A run of records
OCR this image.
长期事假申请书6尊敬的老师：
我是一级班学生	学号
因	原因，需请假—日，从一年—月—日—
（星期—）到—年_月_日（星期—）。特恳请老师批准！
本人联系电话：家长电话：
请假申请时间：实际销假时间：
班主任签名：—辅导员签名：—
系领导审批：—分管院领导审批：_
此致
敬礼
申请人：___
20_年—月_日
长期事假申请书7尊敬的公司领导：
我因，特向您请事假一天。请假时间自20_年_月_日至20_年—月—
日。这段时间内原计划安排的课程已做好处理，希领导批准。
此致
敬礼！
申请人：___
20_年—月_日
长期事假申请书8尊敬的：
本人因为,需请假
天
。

▶ Given exercise
Copy every line of the records word for word.

▶ Reply to the task
OCR this image.
长期事假申请书6尊敬的老师：
我是一级班学生	学号
因	原因，需请假—日，从一年—月—日—
（星期—）到—年_月_日（星期—）。特恳请老师批准！
本人联系电话：家长电话：
请假申请时间：实际销假时间：
班主任签名：—辅导员签名：—
系领导审批：—分管院领导审批：_
此致
敬礼
申请人：___
20_年—月_日
长期事假申请书7尊敬的公司领导：
我因，特向您请事假一天。请假时间自20_年_月_日至20_年—月—
日。这段时间内原计划安排的课程已做好处理，希领导批准。
此致
敬礼！
申请人：___
20_年—月_日
长期事假申请书8尊敬的：
本人因为,需请假
天
。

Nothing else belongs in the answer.